◆ **Aim of the exercise**
Below are some records. Copy every line in them that holds "Religion".

○ ○ ○ ○ ○

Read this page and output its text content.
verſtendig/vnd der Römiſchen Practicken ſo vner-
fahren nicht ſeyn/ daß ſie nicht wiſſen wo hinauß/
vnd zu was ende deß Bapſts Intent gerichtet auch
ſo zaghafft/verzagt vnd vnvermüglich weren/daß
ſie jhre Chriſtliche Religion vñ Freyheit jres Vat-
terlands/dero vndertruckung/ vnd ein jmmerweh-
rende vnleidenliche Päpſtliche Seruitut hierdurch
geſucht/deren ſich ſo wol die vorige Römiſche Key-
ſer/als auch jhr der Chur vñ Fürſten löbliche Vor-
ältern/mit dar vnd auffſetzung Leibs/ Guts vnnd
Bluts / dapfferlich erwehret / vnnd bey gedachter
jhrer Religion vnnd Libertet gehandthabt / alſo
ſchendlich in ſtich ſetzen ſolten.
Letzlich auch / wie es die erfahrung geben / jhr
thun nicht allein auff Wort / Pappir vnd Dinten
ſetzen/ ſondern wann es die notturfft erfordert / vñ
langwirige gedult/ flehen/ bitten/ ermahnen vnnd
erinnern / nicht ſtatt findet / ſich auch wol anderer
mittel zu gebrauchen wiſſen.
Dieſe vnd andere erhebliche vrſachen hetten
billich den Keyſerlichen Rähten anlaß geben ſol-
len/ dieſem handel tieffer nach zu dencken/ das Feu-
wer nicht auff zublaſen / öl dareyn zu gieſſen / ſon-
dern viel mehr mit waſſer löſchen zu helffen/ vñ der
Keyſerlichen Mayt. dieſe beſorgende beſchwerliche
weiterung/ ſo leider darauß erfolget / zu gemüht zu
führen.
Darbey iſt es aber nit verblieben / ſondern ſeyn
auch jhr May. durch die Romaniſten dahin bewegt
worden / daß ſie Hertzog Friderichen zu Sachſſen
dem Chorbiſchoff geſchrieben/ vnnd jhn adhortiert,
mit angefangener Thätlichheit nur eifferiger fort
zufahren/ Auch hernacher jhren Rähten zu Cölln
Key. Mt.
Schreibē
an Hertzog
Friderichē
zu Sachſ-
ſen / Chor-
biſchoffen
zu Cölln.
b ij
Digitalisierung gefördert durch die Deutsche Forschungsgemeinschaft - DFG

○ ○ ○ ○ ○

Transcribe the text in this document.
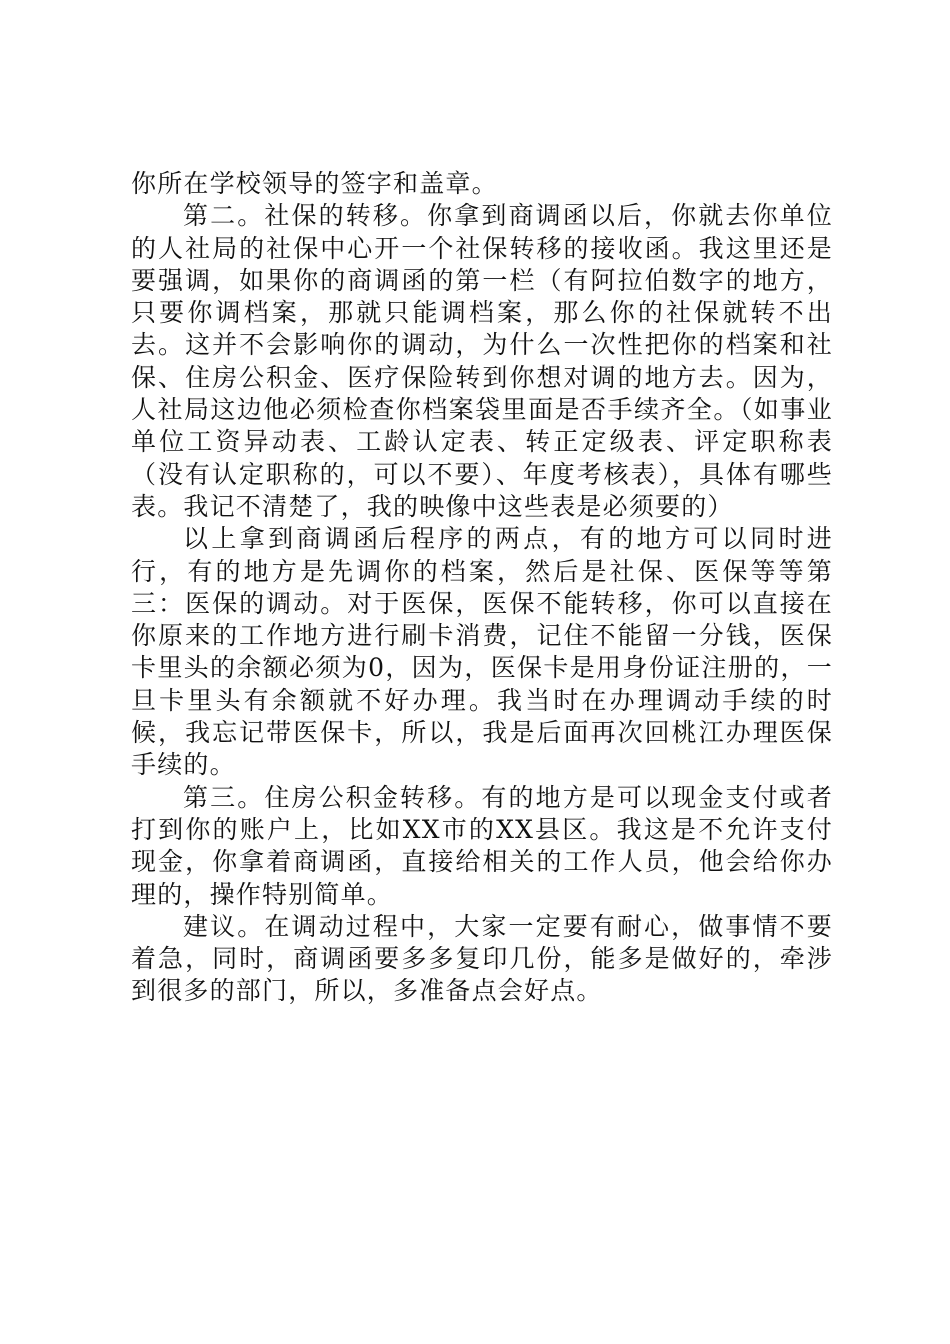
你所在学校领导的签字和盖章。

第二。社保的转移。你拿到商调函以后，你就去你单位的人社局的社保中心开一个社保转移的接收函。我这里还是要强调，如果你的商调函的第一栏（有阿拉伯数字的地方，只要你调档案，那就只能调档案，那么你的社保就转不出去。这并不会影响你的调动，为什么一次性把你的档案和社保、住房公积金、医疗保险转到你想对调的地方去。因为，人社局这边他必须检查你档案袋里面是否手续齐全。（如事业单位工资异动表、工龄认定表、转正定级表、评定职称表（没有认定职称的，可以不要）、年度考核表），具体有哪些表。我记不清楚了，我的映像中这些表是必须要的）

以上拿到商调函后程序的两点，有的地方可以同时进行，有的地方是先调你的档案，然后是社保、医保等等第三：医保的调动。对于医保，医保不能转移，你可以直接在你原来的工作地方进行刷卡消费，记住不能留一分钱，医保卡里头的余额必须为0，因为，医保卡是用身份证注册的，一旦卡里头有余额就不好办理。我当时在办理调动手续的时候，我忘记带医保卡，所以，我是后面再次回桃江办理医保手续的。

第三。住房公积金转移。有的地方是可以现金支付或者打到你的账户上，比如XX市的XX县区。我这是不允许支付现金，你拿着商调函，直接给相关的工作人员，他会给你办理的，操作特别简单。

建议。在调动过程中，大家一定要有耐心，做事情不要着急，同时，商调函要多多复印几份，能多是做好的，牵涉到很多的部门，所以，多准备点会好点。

○ ○ ○ ○ ○

◆ **Solution**
ſie jhre Chriſtliche Religion vñ Freyheit jres Vat-
jhrer Religion vnnd Libertet gehandthabt / alſo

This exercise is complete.